ZUR AUFGABE | Führe den Text über Lösegeldzahlungen und Cybersicherheit in Unternehmen im Anschluss an seinen letzten Satz weiter.

AUSZUG ZUM LESEN |
Zahlungsbereitschaft bei Lösegeld steigt alarmierend an
Während im letzten Jahr noch Zurückhaltung bei Lösegeldzahlungen herrschte, hat sich das Bild heuer schlagartig verändert. Obwohl Ransomwareangriffe in den letzten 12 Monaten um mehr als ein Viertel (27 Prozent) zurückgegangen sind und damit nur noch 24 Prozent dieser Angriffe erfolgreich waren, zeigt sich: Jedes dritte Unternehmen (33 Prozent) hat zumindest einmal die Lösegeldforderung im Zusammenhang mit einem Ransomwareangriff bezahlt.
Eine Entspannung der Lage zeichnet sich vorerst nicht ab, das erkennt auch die Führungsebene: Für 33 Prozent der Aufsichtsrät:innen ist Cybersicherheit zu einem wichtigen Teil ihres Lebens geworden. „Für uns bedeuten diese Entwicklungen, weiterhin und noch stärker auf die Zusammenarbeit und den Erfahrungsaustausch der Stakeholder:innen zu setzen. Nur mit der gemeinsamen Anstrengung von Wirtschaft, Staat, Technologie und Forschung sowie der Zivilgesellschaft kann es uns gelingen, Österreich ein Stück weit sicherer zu machen“, so Michael Höllerer, Präsident des KSÖ, und weiter: „Wir sehen einen klaren Auftrag an den Wirtschaftsstandort Österreich wie die Studie zeigt. 37 Prozent würden bevorzugt Security-Lösungen von heimischen Unternehmen einsetzen.“
Unternehmen im Wettlauf mit den Cyberkriminellen
Eine Prognose der Angriffsentwicklungen wird immer unberechenbarer. Das schlägt sich auf die Stimmung der befragten Teilnehmer:innen nieder, Erschöpfung macht sich breit. 29 Prozent hoffen, sich in den kommenden zwölf Monaten nicht mehr mit dem Thema Cybersicherheit beschäftigen zu müssen. Doch es ist alternativlos: Die Investition in Cybersicherheit ist längst überlebensnotwendig für Unternehmen. „Wir sind im Wettlauf mit den Angreifer:innen, deren Methoden sich auch in Zukunft permanent ändern werden. Die Kernfrage ist, ob wir beim Rennen um Cybersicherheit in der vorderen oder in der hinteren Gruppe sind, können wir die Angreifer:innen abhängen oder überholen sie uns. Unser Ziel muss sein, im Spitzenfeld zu bleiben“, so die Studienautoren.

Gespeicherte Einträge

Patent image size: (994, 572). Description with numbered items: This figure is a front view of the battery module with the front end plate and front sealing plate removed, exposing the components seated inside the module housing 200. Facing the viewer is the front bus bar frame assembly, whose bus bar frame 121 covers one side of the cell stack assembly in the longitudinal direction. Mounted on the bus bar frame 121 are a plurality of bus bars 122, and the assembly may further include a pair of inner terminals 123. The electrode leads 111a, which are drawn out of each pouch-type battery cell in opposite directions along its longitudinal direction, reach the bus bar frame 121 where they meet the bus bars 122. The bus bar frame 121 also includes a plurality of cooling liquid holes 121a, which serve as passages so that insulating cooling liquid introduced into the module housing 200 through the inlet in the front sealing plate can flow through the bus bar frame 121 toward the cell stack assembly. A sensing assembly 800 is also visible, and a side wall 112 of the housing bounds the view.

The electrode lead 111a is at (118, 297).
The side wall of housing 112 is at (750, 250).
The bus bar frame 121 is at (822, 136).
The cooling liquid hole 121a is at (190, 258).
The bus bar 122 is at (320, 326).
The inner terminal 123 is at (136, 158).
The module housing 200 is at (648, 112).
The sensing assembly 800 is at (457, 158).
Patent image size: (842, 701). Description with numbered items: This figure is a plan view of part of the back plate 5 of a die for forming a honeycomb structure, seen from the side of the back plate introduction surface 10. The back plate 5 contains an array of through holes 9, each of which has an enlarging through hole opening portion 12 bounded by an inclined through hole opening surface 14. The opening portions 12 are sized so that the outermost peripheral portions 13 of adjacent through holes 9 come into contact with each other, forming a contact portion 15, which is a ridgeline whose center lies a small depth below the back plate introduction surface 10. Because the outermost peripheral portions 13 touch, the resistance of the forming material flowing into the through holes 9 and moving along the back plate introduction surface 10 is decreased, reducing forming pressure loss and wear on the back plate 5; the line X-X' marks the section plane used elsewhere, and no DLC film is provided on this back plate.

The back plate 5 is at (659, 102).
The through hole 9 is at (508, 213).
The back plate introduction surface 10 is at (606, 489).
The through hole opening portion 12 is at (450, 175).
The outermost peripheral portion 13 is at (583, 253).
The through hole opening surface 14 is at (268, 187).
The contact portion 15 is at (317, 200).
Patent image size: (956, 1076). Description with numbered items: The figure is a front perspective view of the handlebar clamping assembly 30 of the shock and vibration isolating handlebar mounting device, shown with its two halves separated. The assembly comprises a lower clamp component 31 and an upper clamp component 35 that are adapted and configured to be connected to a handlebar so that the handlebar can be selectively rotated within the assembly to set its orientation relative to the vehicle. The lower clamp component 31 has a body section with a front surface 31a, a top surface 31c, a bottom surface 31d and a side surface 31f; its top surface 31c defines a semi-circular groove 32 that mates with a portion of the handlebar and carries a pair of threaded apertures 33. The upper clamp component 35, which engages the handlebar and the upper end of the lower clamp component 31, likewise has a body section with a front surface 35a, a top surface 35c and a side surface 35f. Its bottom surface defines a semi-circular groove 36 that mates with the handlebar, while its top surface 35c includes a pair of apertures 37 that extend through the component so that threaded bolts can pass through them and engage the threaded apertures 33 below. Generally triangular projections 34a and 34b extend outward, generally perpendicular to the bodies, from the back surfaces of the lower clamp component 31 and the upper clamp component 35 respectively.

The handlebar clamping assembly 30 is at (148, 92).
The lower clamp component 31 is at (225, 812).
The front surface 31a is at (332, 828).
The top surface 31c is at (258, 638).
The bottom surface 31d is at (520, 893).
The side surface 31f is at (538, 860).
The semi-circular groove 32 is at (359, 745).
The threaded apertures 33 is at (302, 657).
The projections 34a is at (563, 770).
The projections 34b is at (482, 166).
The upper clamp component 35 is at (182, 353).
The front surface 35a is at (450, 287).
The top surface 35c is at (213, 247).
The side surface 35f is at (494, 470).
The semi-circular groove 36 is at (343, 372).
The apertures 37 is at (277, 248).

ERWARTETE AUSGABE |
Weitere Ergebnisse der Studie
- Mit 63 Prozent waren die dominantesten psychischen Auswirkungen für diejenigen, die bei einem Cybersicherheitsvorfall involviert waren, Stress und Angst. Für 54 Prozent ist die Komplexität der Systemumgebung der belastendste Aspekt.
- Mehr als die Hälfte (56 Prozent) hatte bei der Bearbeitung eines Cybersicherheitsvorfalls Hilfe durch einen externen Dienstleister in Form eines Retainers, also einer vertraglichen Vereinbarung.
- 45 Prozent sehen Datenschutzanforderungen als größtes Hindernis für den Einsatz von KI.
- 22 Prozent der Unternehmen haben eine Cyberversicherung, 29 Prozent wünschen sich, dass diese Lösegeldforderungen abdeckt.